> [SET PROBLEM] Show every line containing "number" by copying it.

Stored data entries
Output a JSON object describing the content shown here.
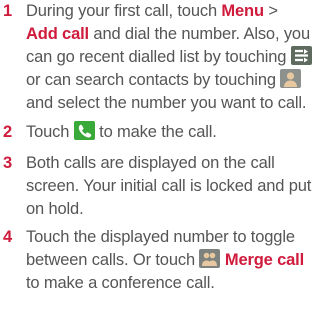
{
  "colors": {
    "accent": "#cf1b3c",
    "text": "#555555",
    "call_green": "#39a939"
  },
  "icons": [
    "recent-dialled-icon",
    "contact-icon",
    "call-icon",
    "merge-call-icon"
  ],
  "steps": [
    {
      "number": "1",
      "lines": {
        "l1_a": "During your first call, touch ",
        "l1_menu": "Menu",
        "l1_b": " >",
        "l2_add": "Add call",
        "l2_b": " and dial the number. Also, you",
        "l3": "can go recent dialled list by touching ",
        "l4": "or can search contacts by touching ",
        "l5": "and select the number you want to call."
      }
    },
    {
      "number": "2",
      "lines": {
        "l1_a": "Touch ",
        "l1_b": " to make the call."
      }
    },
    {
      "number": "3",
      "lines": {
        "l1": "Both calls are displayed on the call",
        "l2": "screen. Your initial call is locked and put",
        "l3": "on hold."
      }
    },
    {
      "number": "4",
      "lines": {
        "l1": "Touch the displayed number to toggle",
        "l2_a": "between calls. Or touch ",
        "l2_merge": "Merge call",
        "l3": "to make a conference call."
      }
    }
  ]
}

> [IN RESPONSE]
      "number": "1",
        "l2_b": " and dial the number. Also, you",
        "l5": "and select the number you want to call."
      "number": "2",
      "number": "3",
      "number": "4",
        "l1": "Touch the displayed number to toggle",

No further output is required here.